Set task: Make an exact copy of the records, dropping all pictures.

--- START Exercise material ---

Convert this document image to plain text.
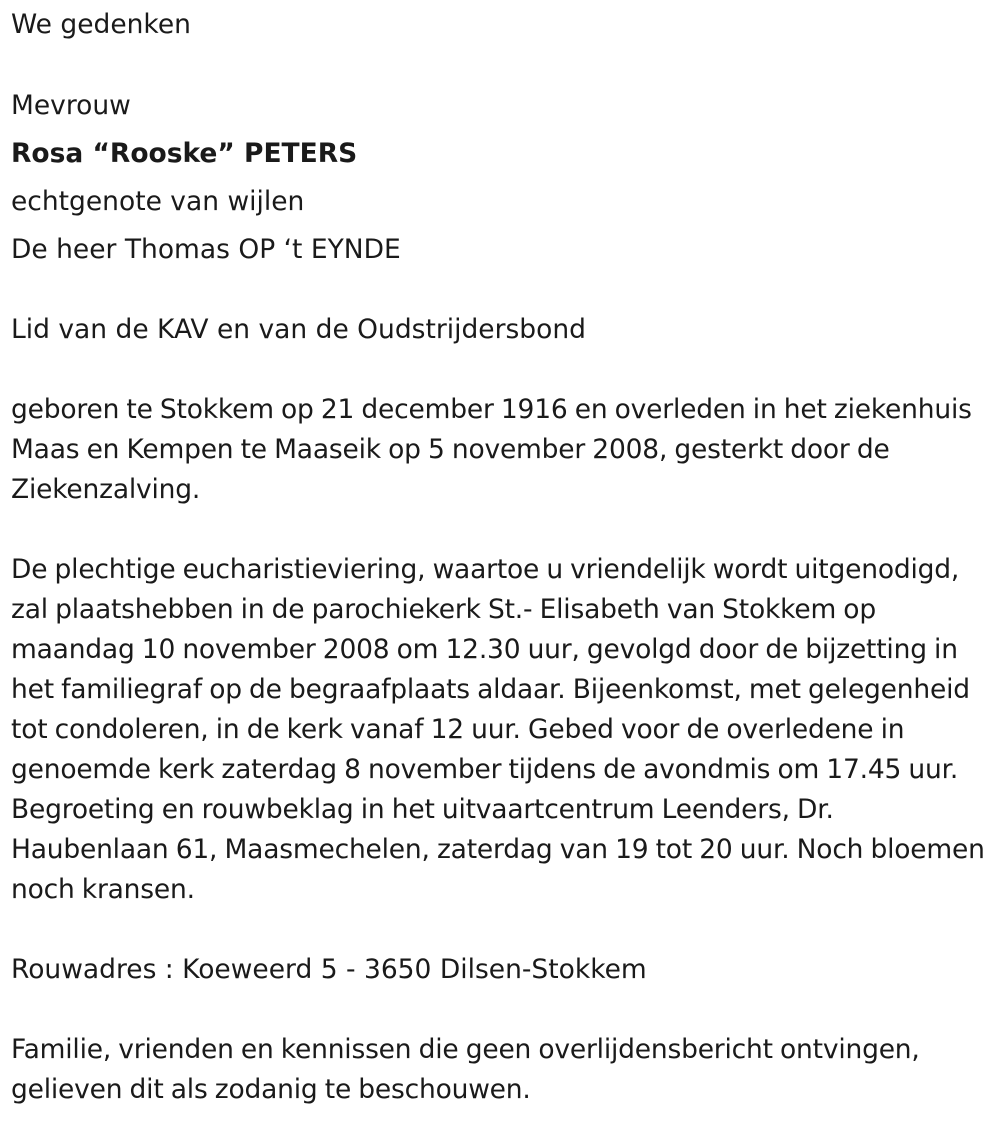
We gedenken

Mevrouw

Rosa “Rooske” PETERS

echtgenote van wijlen

De heer Thomas OP ‘t EYNDE

Lid van de KAV en van de Oudstrijdersbond

geboren te Stokkem op 21 december 1916 en overleden in het ziekenhuis Maas en Kempen te Maaseik op 5 november 2008, gesterkt door de Ziekenzalving.

De plechtige eucharistieviering, waartoe u vriendelijk wordt uitgenodigd, zal plaatshebben in de parochiekerk St.- Elisabeth van Stokkem op maandag 10 november 2008 om 12.30 uur, gevolgd door de bijzetting in het familiegraf op de begraafplaats aldaar. Bijeenkomst, met gelegenheid tot condoleren, in de kerk vanaf 12 uur. Gebed voor de overledene in genoemde kerk zaterdag 8 november tijdens de avondmis om 17.45 uur. Begroeting en rouwbeklag in het uitvaartcentrum Leenders, Dr. Haubenlaan 61, Maasmechelen, zaterdag van 19 tot 20 uur. Noch bloemen noch kransen.

Rouwadres : Koeweerd 5 - 3650 Dilsen-Stokkem

Familie, vrienden en kennissen die geen overlijdensbericht ontvingen, gelieven dit als zodanig te beschouwen.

--- END Exercise material ---

Solution to this problem:
Convert this document image to plain text.
We gedenken

Mevrouw

Rosa “Rooske” PETERS

echtgenote van wijlen

De heer Thomas OP ‘t EYNDE

Lid van de KAV en van de Oudstrijdersbond

geboren te Stokkem op 21 december 1916 en overleden in het ziekenhuis Maas en Kempen te Maaseik op 5 november 2008, gesterkt door de Ziekenzalving.

De plechtige eucharistieviering, waartoe u vriendelijk wordt uitgenodigd, zal plaatshebben in de parochiekerk St.- Elisabeth van Stokkem op maandag 10 november 2008 om 12.30 uur, gevolgd door de bijzetting in het familiegraf op de begraafplaats aldaar. Bijeenkomst, met gelegenheid tot condoleren, in de kerk vanaf 12 uur. Gebed voor de overledene in genoemde kerk zaterdag 8 november tijdens de avondmis om 17.45 uur. Begroeting en rouwbeklag in het uitvaartcentrum Leenders, Dr. Haubenlaan 61, Maasmechelen, zaterdag van 19 tot 20 uur. Noch bloemen noch kransen.

Rouwadres : Koeweerd 5 - 3650 Dilsen-Stokkem

Familie, vrienden en kennissen die geen overlijdensbericht ontvingen, gelieven dit als zodanig te beschouwen.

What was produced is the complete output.